=== Given problem ===
Please retype the data in full and exactly; the pictures are not part of the copy.

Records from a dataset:
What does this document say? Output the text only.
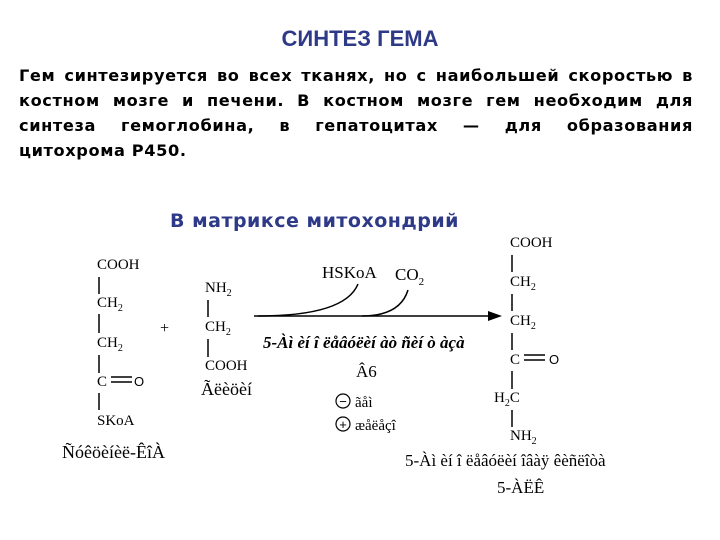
СИНТЕЗ ГЕМА
Гем синтезируется во всех тканях, но с наибольшей скоростью в костном мозге и печени. В костном мозге гем необходим для синтеза гемоглобина, в гепатоцитах — для образования цитохрома Р450.
В матриксе митохондрий
COOH
$CH_2$
$CH_2$
C O
SKoA
Ñóêöèíèë-ÊîÀ
+
$NH_2$
$CH_2$
COOH
Ãëèöèí
HSKoA $CO_2$
5-Àì èí î ëåâóëèí àò ñèí ò àçà
Â6
− ãåì
+ æåëåçî
COOH
$CH_2$
$CH_2$
C O
$H_2C$
$NH_2$
5-Àì èí î ëåâóëèí îâàÿ êèñëîòà
5-ÀËÊ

=== Result of the exercise ===
What does this document say? Output the text only.
СИНТЕЗ ГЕМА
Гем синтезируется во всех тканях, но с наибольшей скоростью в костном мозге и печени. В костном мозге гем необходим для синтеза гемоглобина, в гепатоцитах — для образования цитохрома Р450.
В матриксе митохондрий
COOH
$CH_2$
$CH_2$
C O
SKoA
Ñóêöèíèë-ÊîÀ
+
$NH_2$
$CH_2$
COOH
Ãëèöèí
HSKoA $CO_2$
5-Àì èí î ëåâóëèí àò ñèí ò àçà
Â6
− ãåì
+ æåëåçî
COOH
$CH_2$
$CH_2$
C O
$H_2C$
$NH_2$
5-Àì èí î ëåâóëèí îâàÿ êèñëîòà
5-ÀËÊ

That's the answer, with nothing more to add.